[WHAT YOU SHOULD DO]
Every entry below needs to be copied exactly.

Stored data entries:
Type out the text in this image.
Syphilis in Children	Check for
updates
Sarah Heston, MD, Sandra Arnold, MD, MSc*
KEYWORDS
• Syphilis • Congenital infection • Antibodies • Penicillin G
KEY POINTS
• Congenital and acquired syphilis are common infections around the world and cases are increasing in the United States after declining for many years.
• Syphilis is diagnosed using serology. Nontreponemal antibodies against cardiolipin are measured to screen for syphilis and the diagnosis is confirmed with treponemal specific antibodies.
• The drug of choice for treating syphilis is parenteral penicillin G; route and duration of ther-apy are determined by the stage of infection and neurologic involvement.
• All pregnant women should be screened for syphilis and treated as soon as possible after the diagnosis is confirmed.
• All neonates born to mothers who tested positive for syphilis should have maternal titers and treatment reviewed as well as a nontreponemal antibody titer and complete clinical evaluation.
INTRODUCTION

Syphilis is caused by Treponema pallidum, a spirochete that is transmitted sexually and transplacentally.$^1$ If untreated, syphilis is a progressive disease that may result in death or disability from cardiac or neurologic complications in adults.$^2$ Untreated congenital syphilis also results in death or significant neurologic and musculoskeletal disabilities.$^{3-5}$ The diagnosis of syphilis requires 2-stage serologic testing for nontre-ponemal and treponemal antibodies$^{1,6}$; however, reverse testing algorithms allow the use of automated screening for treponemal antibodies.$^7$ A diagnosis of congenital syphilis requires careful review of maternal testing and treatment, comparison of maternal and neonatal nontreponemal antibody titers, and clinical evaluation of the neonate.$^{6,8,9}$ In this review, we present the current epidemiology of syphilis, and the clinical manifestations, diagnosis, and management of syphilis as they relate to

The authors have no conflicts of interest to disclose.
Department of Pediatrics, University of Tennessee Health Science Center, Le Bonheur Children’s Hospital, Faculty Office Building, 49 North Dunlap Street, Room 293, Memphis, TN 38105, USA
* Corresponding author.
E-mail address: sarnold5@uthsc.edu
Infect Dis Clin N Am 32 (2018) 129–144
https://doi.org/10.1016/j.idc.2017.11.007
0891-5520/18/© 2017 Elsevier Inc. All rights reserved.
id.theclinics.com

[TASK RESULT]
Type out the text in this image.
Syphilis in Children	Check for
updates
Sarah Heston, MD, Sandra Arnold, MD, MSc*
KEYWORDS
• Syphilis • Congenital infection • Antibodies • Penicillin G
KEY POINTS
• Congenital and acquired syphilis are common infections around the world and cases are increasing in the United States after declining for many years.
• Syphilis is diagnosed using serology. Nontreponemal antibodies against cardiolipin are measured to screen for syphilis and the diagnosis is confirmed with treponemal specific antibodies.
• The drug of choice for treating syphilis is parenteral penicillin G; route and duration of ther-apy are determined by the stage of infection and neurologic involvement.
• All pregnant women should be screened for syphilis and treated as soon as possible after the diagnosis is confirmed.
• All neonates born to mothers who tested positive for syphilis should have maternal titers and treatment reviewed as well as a nontreponemal antibody titer and complete clinical evaluation.
INTRODUCTION

Syphilis is caused by Treponema pallidum, a spirochete that is transmitted sexually and transplacentally.$^1$ If untreated, syphilis is a progressive disease that may result in death or disability from cardiac or neurologic complications in adults.$^2$ Untreated congenital syphilis also results in death or significant neurologic and musculoskeletal disabilities.$^{3-5}$ The diagnosis of syphilis requires 2-stage serologic testing for nontre-ponemal and treponemal antibodies$^{1,6}$; however, reverse testing algorithms allow the use of automated screening for treponemal antibodies.$^7$ A diagnosis of congenital syphilis requires careful review of maternal testing and treatment, comparison of maternal and neonatal nontreponemal antibody titers, and clinical evaluation of the neonate.$^{6,8,9}$ In this review, we present the current epidemiology of syphilis, and the clinical manifestations, diagnosis, and management of syphilis as they relate to

The authors have no conflicts of interest to disclose.
Department of Pediatrics, University of Tennessee Health Science Center, Le Bonheur Children’s Hospital, Faculty Office Building, 49 North Dunlap Street, Room 293, Memphis, TN 38105, USA
* Corresponding author.
E-mail address: sarnold5@uthsc.edu
Infect Dis Clin N Am 32 (2018) 129–144
https://doi.org/10.1016/j.idc.2017.11.007
0891-5520/18/© 2017 Elsevier Inc. All rights reserved.
id.theclinics.com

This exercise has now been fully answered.